» Stated task: Answer with a single number: the count of lines that hold "epoch".

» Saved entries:
"""

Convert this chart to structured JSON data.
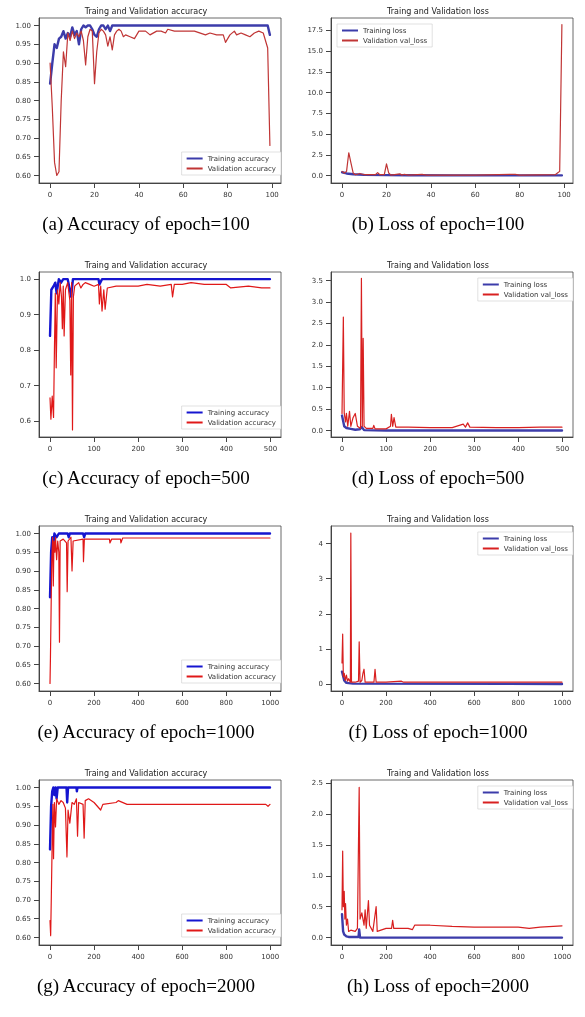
{
  "chart_data": [
    {
      "type": "line",
      "title": "Traing and Validation accuracy",
      "annotations": [
        "(a) Accuracy of epoch=100"
      ],
      "legend": "bottom right",
      "grid": false,
      "marker": "none",
      "line_style": "solid",
      "xlim": [
        -5,
        104
      ],
      "xticks": [
        0,
        20,
        40,
        60,
        80,
        100
      ],
      "ylim": [
        0.58,
        1.02
      ],
      "yticks": [
        {
          "value": 0.6,
          "label": "0.60"
        },
        0.65,
        {
          "value": 0.7,
          "label": "0.70"
        },
        0.75,
        {
          "value": 0.8,
          "label": "0.80"
        },
        0.85,
        {
          "value": 0.9,
          "label": "0.90"
        },
        0.95,
        {
          "value": 1.0,
          "label": "1.00"
        }
      ],
      "series": [
        {
          "name": "Training accuracy",
          "color": "#3c3caa",
          "x": [
            0,
            1,
            2,
            3,
            4,
            5,
            6,
            7,
            8,
            9,
            10,
            11,
            12,
            13,
            14,
            15,
            16,
            17,
            18,
            19,
            20,
            21,
            22,
            23,
            24,
            25,
            26,
            27,
            28,
            30,
            35,
            60,
            97,
            98,
            99
          ],
          "values": [
            0.845,
            0.9,
            0.95,
            0.94,
            0.965,
            0.97,
            0.985,
            0.965,
            0.98,
            0.97,
            0.995,
            0.975,
            0.985,
            0.95,
            0.99,
            1.0,
            0.995,
            1.0,
            1.0,
            0.99,
            0.975,
            0.97,
            0.99,
            1.0,
            1.0,
            0.99,
            1.0,
            0.985,
            1.0,
            1.0,
            1.0,
            1.0,
            1.0,
            1.0,
            0.975
          ]
        },
        {
          "name": "Validation accuracy",
          "color": "#c03535",
          "x": [
            0,
            1,
            2,
            3,
            4,
            5,
            6,
            7,
            8,
            9,
            10,
            11,
            12,
            13,
            14,
            15,
            16,
            17,
            18,
            19,
            20,
            21,
            22,
            23,
            24,
            25,
            26,
            27,
            28,
            29,
            30,
            31,
            32,
            33,
            34,
            36,
            38,
            40,
            43,
            45,
            48,
            50,
            52,
            53,
            56,
            60,
            65,
            70,
            72,
            75,
            78,
            79,
            81,
            83,
            84,
            86,
            88,
            90,
            92,
            94,
            96,
            98,
            99
          ],
          "values": [
            0.9,
            0.78,
            0.635,
            0.6,
            0.61,
            0.8,
            0.93,
            0.89,
            0.98,
            0.96,
            0.985,
            0.965,
            0.98,
            0.97,
            0.985,
            0.96,
            0.895,
            0.97,
            0.99,
            0.985,
            0.845,
            0.93,
            0.98,
            0.99,
            0.985,
            0.975,
            0.945,
            0.97,
            0.935,
            0.975,
            0.985,
            0.99,
            0.985,
            0.97,
            0.975,
            0.97,
            0.965,
            0.985,
            0.985,
            0.975,
            0.985,
            0.985,
            0.98,
            0.99,
            0.985,
            0.985,
            0.985,
            0.975,
            0.98,
            0.975,
            0.975,
            0.955,
            0.975,
            0.985,
            0.975,
            0.98,
            0.975,
            0.97,
            0.98,
            0.985,
            0.98,
            0.94,
            0.68
          ]
        }
      ]
    },
    {
      "type": "line",
      "title": "Traing and Validation loss",
      "annotations": [
        "(b) Loss of epoch=100"
      ],
      "legend": "top left",
      "grid": false,
      "marker": "none",
      "line_style": "solid",
      "xlim": [
        -5,
        104
      ],
      "xticks": [
        0,
        20,
        40,
        60,
        80,
        100
      ],
      "ylim": [
        -0.9,
        19.0
      ],
      "yticks": [
        {
          "value": 0,
          "label": "0.0"
        },
        2.5,
        {
          "value": 5,
          "label": "5.0"
        },
        7.5,
        {
          "value": 10,
          "label": "10.0"
        },
        12.5,
        {
          "value": 15,
          "label": "15.0"
        },
        17.5
      ],
      "series": [
        {
          "name": "Training loss",
          "color": "#3c3caa",
          "x": [
            0,
            2,
            5,
            10,
            20,
            30,
            50,
            99
          ],
          "values": [
            0.4,
            0.25,
            0.15,
            0.08,
            0.05,
            0.03,
            0.02,
            0.02
          ]
        },
        {
          "name": "Validation val_loss",
          "color": "#c03535",
          "x": [
            0,
            1,
            2,
            3,
            4,
            5,
            6,
            8,
            10,
            15,
            16,
            17,
            19,
            20,
            21,
            22,
            26,
            27,
            28,
            30,
            36,
            38,
            60,
            78,
            80,
            96,
            97,
            98,
            99
          ],
          "values": [
            0.5,
            0.3,
            0.5,
            2.75,
            1.5,
            0.3,
            0.1,
            0.25,
            0.1,
            0.1,
            0.35,
            0.1,
            0.1,
            1.4,
            0.3,
            0.05,
            0.2,
            0.05,
            0.15,
            0.05,
            0.15,
            0.05,
            0.05,
            0.15,
            0.05,
            0.1,
            0.3,
            0.5,
            18.2
          ]
        }
      ]
    },
    {
      "type": "line",
      "title": "Traing and Validation accuracy",
      "annotations": [
        "(c) Accuracy of epoch=500"
      ],
      "legend": "bottom right",
      "grid": false,
      "marker": "none",
      "line_style": "solid",
      "xlim": [
        -25,
        524
      ],
      "xticks": [
        0,
        100,
        200,
        300,
        400,
        500
      ],
      "ylim": [
        0.555,
        1.02
      ],
      "yticks": [
        0.6,
        0.7,
        0.8,
        0.9,
        {
          "value": 1.0,
          "label": "1.0"
        }
      ],
      "series": [
        {
          "name": "Training accuracy",
          "color": "#1515d0",
          "x": [
            0,
            3,
            8,
            12,
            15,
            20,
            25,
            30,
            40,
            45,
            48,
            52,
            110,
            112,
            118,
            499
          ],
          "values": [
            0.84,
            0.97,
            0.98,
            0.99,
            0.96,
            1.0,
            0.99,
            1.0,
            1.0,
            0.97,
            0.95,
            1.0,
            1.0,
            0.985,
            1.0,
            1.0
          ]
        },
        {
          "name": "Validation accuracy",
          "color": "#e01818",
          "x": [
            0,
            2,
            5,
            8,
            10,
            12,
            14,
            17,
            20,
            23,
            26,
            28,
            30,
            32,
            35,
            40,
            45,
            47,
            49,
            51,
            53,
            56,
            60,
            65,
            70,
            75,
            80,
            90,
            100,
            110,
            112,
            115,
            118,
            122,
            125,
            130,
            150,
            200,
            220,
            250,
            275,
            278,
            282,
            300,
            320,
            350,
            400,
            410,
            450,
            480,
            499
          ],
          "values": [
            0.665,
            0.605,
            0.67,
            0.61,
            0.8,
            0.96,
            0.75,
            0.97,
            0.93,
            0.99,
            0.95,
            0.86,
            0.98,
            0.84,
            0.97,
            0.99,
            0.94,
            0.73,
            0.99,
            0.575,
            0.95,
            0.98,
            0.985,
            0.99,
            0.975,
            0.985,
            0.99,
            0.985,
            0.98,
            0.985,
            0.93,
            0.98,
            0.91,
            0.97,
            0.915,
            0.975,
            0.98,
            0.98,
            0.985,
            0.98,
            0.985,
            0.95,
            0.985,
            0.985,
            0.99,
            0.985,
            0.985,
            0.975,
            0.98,
            0.975,
            0.975
          ]
        }
      ]
    },
    {
      "type": "line",
      "title": "Traing and Validation loss",
      "annotations": [
        "(d) Loss of epoch=500"
      ],
      "legend": "top right",
      "grid": false,
      "marker": "none",
      "line_style": "solid",
      "xlim": [
        -25,
        524
      ],
      "xticks": [
        0,
        100,
        200,
        300,
        400,
        500
      ],
      "ylim": [
        -0.15,
        3.7
      ],
      "yticks": [
        {
          "value": 0,
          "label": "0.0"
        },
        0.5,
        {
          "value": 1,
          "label": "1.0"
        },
        1.5,
        {
          "value": 2,
          "label": "2.0"
        },
        2.5,
        {
          "value": 3,
          "label": "3.0"
        },
        3.5
      ],
      "series": [
        {
          "name": "Training loss",
          "color": "#3c3caa",
          "x": [
            0,
            5,
            10,
            20,
            30,
            40,
            45,
            50,
            100,
            499
          ],
          "values": [
            0.35,
            0.1,
            0.06,
            0.04,
            0.02,
            0.03,
            0.08,
            0.01,
            0.0,
            0.0
          ]
        },
        {
          "name": "Validation val_loss",
          "color": "#d82020",
          "x": [
            0,
            3,
            5,
            8,
            10,
            13,
            17,
            20,
            25,
            30,
            35,
            42,
            44,
            46,
            48,
            50,
            55,
            70,
            72,
            75,
            100,
            110,
            112,
            115,
            118,
            122,
            150,
            200,
            250,
            275,
            280,
            285,
            290,
            350,
            400,
            450,
            499
          ],
          "values": [
            0.4,
            2.65,
            0.4,
            0.2,
            0.4,
            0.1,
            0.45,
            0.1,
            0.3,
            0.4,
            0.1,
            0.05,
            3.55,
            0.1,
            2.15,
            0.1,
            0.05,
            0.05,
            0.12,
            0.04,
            0.04,
            0.1,
            0.38,
            0.1,
            0.3,
            0.08,
            0.08,
            0.07,
            0.07,
            0.15,
            0.08,
            0.18,
            0.08,
            0.07,
            0.07,
            0.08,
            0.08
          ]
        }
      ]
    },
    {
      "type": "line",
      "title": "Traing and Validation accuracy",
      "annotations": [
        "(e) Accuracy of epoch=1000"
      ],
      "legend": "bottom right",
      "grid": false,
      "marker": "none",
      "line_style": "solid",
      "xlim": [
        -50,
        1049
      ],
      "xticks": [
        0,
        200,
        400,
        600,
        800,
        1000
      ],
      "ylim": [
        0.58,
        1.02
      ],
      "yticks": [
        {
          "value": 0.6,
          "label": "0.60"
        },
        0.65,
        {
          "value": 0.7,
          "label": "0.70"
        },
        0.75,
        {
          "value": 0.8,
          "label": "0.80"
        },
        0.85,
        {
          "value": 0.9,
          "label": "0.90"
        },
        0.95,
        {
          "value": 1.0,
          "label": "1.00"
        }
      ],
      "series": [
        {
          "name": "Training accuracy",
          "color": "#1515d0",
          "x": [
            0,
            5,
            10,
            15,
            20,
            30,
            40,
            80,
            85,
            90,
            150,
            155,
            160,
            999
          ],
          "values": [
            0.83,
            0.95,
            0.99,
            0.97,
            1.0,
            0.99,
            1.0,
            1.0,
            0.99,
            1.0,
            1.0,
            0.99,
            1.0,
            1.0
          ]
        },
        {
          "name": "Validation accuracy",
          "color": "#e01818",
          "x": [
            0,
            2,
            5,
            8,
            12,
            15,
            18,
            22,
            25,
            30,
            35,
            40,
            43,
            46,
            60,
            75,
            78,
            82,
            95,
            100,
            105,
            150,
            152,
            156,
            200,
            270,
            272,
            280,
            320,
            322,
            330,
            999
          ],
          "values": [
            0.6,
            0.67,
            0.8,
            0.93,
            0.99,
            0.86,
            0.98,
            0.95,
            0.99,
            0.93,
            0.98,
            0.95,
            0.71,
            0.98,
            0.985,
            0.975,
            0.845,
            0.98,
            0.99,
            0.9,
            0.98,
            0.985,
            0.925,
            0.985,
            0.985,
            0.985,
            0.975,
            0.985,
            0.985,
            0.975,
            0.988,
            0.988
          ]
        }
      ]
    },
    {
      "type": "line",
      "title": "Traing and Validation loss",
      "annotations": [
        "(f) Loss of epoch=1000"
      ],
      "legend": "top right",
      "grid": false,
      "marker": "none",
      "line_style": "solid",
      "xlim": [
        -50,
        1049
      ],
      "xticks": [
        0,
        200,
        400,
        600,
        800,
        1000
      ],
      "ylim": [
        -0.2,
        4.5
      ],
      "yticks": [
        0,
        1,
        2,
        3,
        4
      ],
      "series": [
        {
          "name": "Training loss",
          "color": "#3c3caa",
          "x": [
            0,
            10,
            20,
            50,
            999
          ],
          "values": [
            0.35,
            0.1,
            0.03,
            0.01,
            0.0
          ]
        },
        {
          "name": "Validation val_loss",
          "color": "#d82020",
          "x": [
            0,
            3,
            6,
            10,
            15,
            20,
            25,
            30,
            38,
            40,
            43,
            60,
            75,
            78,
            82,
            90,
            95,
            100,
            105,
            145,
            150,
            155,
            200,
            270,
            280,
            999
          ],
          "values": [
            0.6,
            1.42,
            0.2,
            0.3,
            0.1,
            0.25,
            0.08,
            0.15,
            0.05,
            4.3,
            0.05,
            0.05,
            0.08,
            1.2,
            0.05,
            0.1,
            0.3,
            0.42,
            0.05,
            0.05,
            0.42,
            0.05,
            0.05,
            0.08,
            0.05,
            0.05
          ]
        }
      ]
    },
    {
      "type": "line",
      "title": "Traing and Validation accuracy",
      "annotations": [
        "(g) Accuracy of epoch=2000"
      ],
      "legend": "bottom right",
      "grid": false,
      "marker": "none",
      "line_style": "solid",
      "xlim": [
        -50,
        1049
      ],
      "xticks": [
        0,
        200,
        400,
        600,
        800,
        1000
      ],
      "ylim": [
        0.58,
        1.02
      ],
      "yticks": [
        {
          "value": 0.6,
          "label": "0.60"
        },
        0.65,
        {
          "value": 0.7,
          "label": "0.70"
        },
        0.75,
        {
          "value": 0.8,
          "label": "0.80"
        },
        0.85,
        {
          "value": 0.9,
          "label": "0.90"
        },
        0.95,
        {
          "value": 1.0,
          "label": "1.00"
        }
      ],
      "series": [
        {
          "name": "Training accuracy",
          "color": "#1515d0",
          "x": [
            0,
            5,
            10,
            15,
            20,
            25,
            30,
            35,
            75,
            78,
            82,
            120,
            122,
            125,
            999
          ],
          "values": [
            0.835,
            0.95,
            0.99,
            1.0,
            0.98,
            1.0,
            0.97,
            1.0,
            1.0,
            0.96,
            1.0,
            1.0,
            0.99,
            1.0,
            1.0
          ]
        },
        {
          "name": "Validation accuracy",
          "color": "#e01818",
          "x": [
            0,
            3,
            6,
            10,
            13,
            16,
            20,
            25,
            30,
            40,
            50,
            60,
            70,
            77,
            82,
            90,
            100,
            110,
            120,
            125,
            130,
            150,
            155,
            160,
            175,
            200,
            230,
            240,
            300,
            310,
            350,
            400,
            450,
            500,
            600,
            700,
            800,
            900,
            980,
            990,
            999
          ],
          "values": [
            0.645,
            0.605,
            0.71,
            0.86,
            0.955,
            0.81,
            0.96,
            0.895,
            0.97,
            0.955,
            0.965,
            0.96,
            0.945,
            0.815,
            0.94,
            0.905,
            0.96,
            0.955,
            0.97,
            0.87,
            0.96,
            0.955,
            0.865,
            0.965,
            0.97,
            0.96,
            0.94,
            0.955,
            0.96,
            0.965,
            0.955,
            0.955,
            0.955,
            0.955,
            0.955,
            0.955,
            0.955,
            0.955,
            0.955,
            0.95,
            0.955
          ]
        }
      ]
    },
    {
      "type": "line",
      "title": "Traing and Validation loss",
      "annotations": [
        "(h) Loss of epoch=2000"
      ],
      "legend": "top right",
      "grid": false,
      "marker": "none",
      "line_style": "solid",
      "xlim": [
        -50,
        1049
      ],
      "xticks": [
        0,
        200,
        400,
        600,
        800,
        1000
      ],
      "ylim": [
        -0.12,
        2.55
      ],
      "yticks": [
        {
          "value": 0,
          "label": "0.0"
        },
        0.5,
        {
          "value": 1,
          "label": "1.0"
        },
        1.5,
        {
          "value": 2,
          "label": "2.0"
        },
        2.5
      ],
      "series": [
        {
          "name": "Training loss",
          "color": "#3c3caa",
          "x": [
            0,
            5,
            10,
            20,
            30,
            75,
            78,
            82,
            999
          ],
          "values": [
            0.38,
            0.1,
            0.05,
            0.02,
            0.01,
            0.01,
            0.13,
            0.0,
            0.0
          ]
        },
        {
          "name": "Validation val_loss",
          "color": "#d82020",
          "x": [
            0,
            3,
            6,
            10,
            13,
            16,
            20,
            25,
            30,
            40,
            60,
            70,
            78,
            82,
            90,
            100,
            105,
            110,
            120,
            125,
            140,
            155,
            160,
            200,
            225,
            230,
            235,
            300,
            320,
            330,
            400,
            500,
            600,
            700,
            800,
            850,
            900,
            999
          ],
          "values": [
            0.45,
            1.4,
            0.5,
            0.75,
            0.3,
            0.55,
            0.2,
            0.3,
            0.1,
            0.12,
            0.1,
            0.15,
            2.43,
            0.3,
            0.4,
            0.2,
            0.45,
            0.15,
            0.6,
            0.2,
            0.1,
            0.5,
            0.1,
            0.15,
            0.15,
            0.28,
            0.15,
            0.15,
            0.13,
            0.2,
            0.2,
            0.18,
            0.17,
            0.17,
            0.17,
            0.15,
            0.17,
            0.19
          ]
        }
      ]
    }
  ]
}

"""

» Task response: 8